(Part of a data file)
....

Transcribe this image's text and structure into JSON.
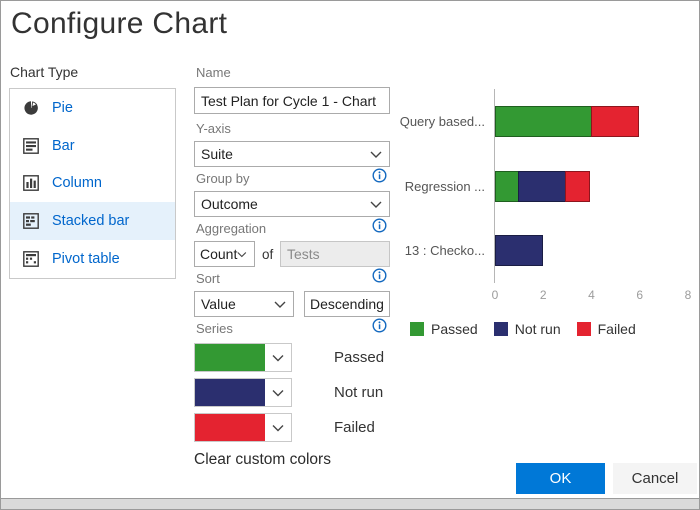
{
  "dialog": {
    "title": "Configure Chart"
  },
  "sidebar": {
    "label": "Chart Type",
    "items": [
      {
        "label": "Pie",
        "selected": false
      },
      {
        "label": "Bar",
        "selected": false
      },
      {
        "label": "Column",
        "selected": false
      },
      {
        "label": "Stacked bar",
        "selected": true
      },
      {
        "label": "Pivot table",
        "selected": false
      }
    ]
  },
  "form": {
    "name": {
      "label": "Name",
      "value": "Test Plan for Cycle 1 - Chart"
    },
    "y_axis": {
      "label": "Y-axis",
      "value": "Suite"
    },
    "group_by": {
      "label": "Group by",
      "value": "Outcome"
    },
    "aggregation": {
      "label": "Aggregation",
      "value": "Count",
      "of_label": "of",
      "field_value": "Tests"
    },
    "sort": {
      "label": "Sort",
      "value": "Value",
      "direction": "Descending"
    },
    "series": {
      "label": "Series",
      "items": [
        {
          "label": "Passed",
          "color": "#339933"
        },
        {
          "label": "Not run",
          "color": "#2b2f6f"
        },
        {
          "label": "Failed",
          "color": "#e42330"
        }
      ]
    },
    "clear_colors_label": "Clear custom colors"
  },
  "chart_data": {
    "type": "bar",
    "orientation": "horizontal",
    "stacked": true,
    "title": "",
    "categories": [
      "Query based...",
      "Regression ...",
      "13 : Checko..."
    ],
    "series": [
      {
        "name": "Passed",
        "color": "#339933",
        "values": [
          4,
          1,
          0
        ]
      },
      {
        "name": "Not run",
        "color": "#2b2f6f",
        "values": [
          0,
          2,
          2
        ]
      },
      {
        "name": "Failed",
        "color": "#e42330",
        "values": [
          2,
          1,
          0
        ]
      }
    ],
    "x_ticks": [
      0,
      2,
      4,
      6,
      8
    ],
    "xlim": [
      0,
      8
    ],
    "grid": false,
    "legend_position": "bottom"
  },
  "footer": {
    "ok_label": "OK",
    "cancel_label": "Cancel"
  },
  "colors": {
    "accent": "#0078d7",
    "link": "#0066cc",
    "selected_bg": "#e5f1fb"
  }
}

....

WHAT THE TASK ASKS
Skip the images and write out the rest of the listing exactly.

EXERCISE SOLUTION
Transcribe this image's text and structure into JSON.
{
  "dialog": {
    "title": "Configure Chart"
  },
  "sidebar": {
    "label": "Chart Type",
    "items": [
      {
        "label": "Pie",
        "selected": false
      },
      {
        "label": "Bar",
        "selected": false
      },
      {
        "label": "Column",
        "selected": false
      },
      {
        "label": "Stacked bar",
        "selected": true
      },
      {
        "label": "Pivot table",
        "selected": false
      }
    ]
  },
  "form": {
    "name": {
      "label": "Name",
      "value": "Test Plan for Cycle 1 - Chart"
    },
    "y_axis": {
      "label": "Y-axis",
      "value": "Suite"
    },
    "group_by": {
      "label": "Group by",
      "value": "Outcome"
    },
    "aggregation": {
      "label": "Aggregation",
      "value": "Count",
      "of_label": "of",
      "field_value": "Tests"
    },
    "sort": {
      "label": "Sort",
      "value": "Value",
      "direction": "Descending"
    },
    "series": {
      "label": "Series",
      "items": [
        {
          "label": "Passed",
          "color": "#339933"
        },
        {
          "label": "Not run",
          "color": "#2b2f6f"
        },
        {
          "label": "Failed",
          "color": "#e42330"
        }
      ]
    },
    "clear_colors_label": "Clear custom colors"
  },
  "chart_data": {
    "type": "bar",
    "orientation": "horizontal",
    "stacked": true,
    "title": "",
    "categories": [
      "Query based...",
      "Regression ...",
      "13 : Checko..."
    ],
    "series": [
      {
        "name": "Passed",
        "color": "#339933",
        "values": [
          4,
          1,
          0
        ]
      },
      {
        "name": "Not run",
        "color": "#2b2f6f",
        "values": [
          0,
          2,
          2
        ]
      },
      {
        "name": "Failed",
        "color": "#e42330",
        "values": [
          2,
          1,
          0
        ]
      }
    ],
    "x_ticks": [
      0,
      2,
      4,
      6,
      8
    ],
    "xlim": [
      0,
      8
    ],
    "grid": false,
    "legend_position": "bottom"
  },
  "footer": {
    "ok_label": "OK",
    "cancel_label": "Cancel"
  },
  "colors": {
    "accent": "#0078d7",
    "link": "#0066cc",
    "selected_bg": "#e5f1fb"
  }
}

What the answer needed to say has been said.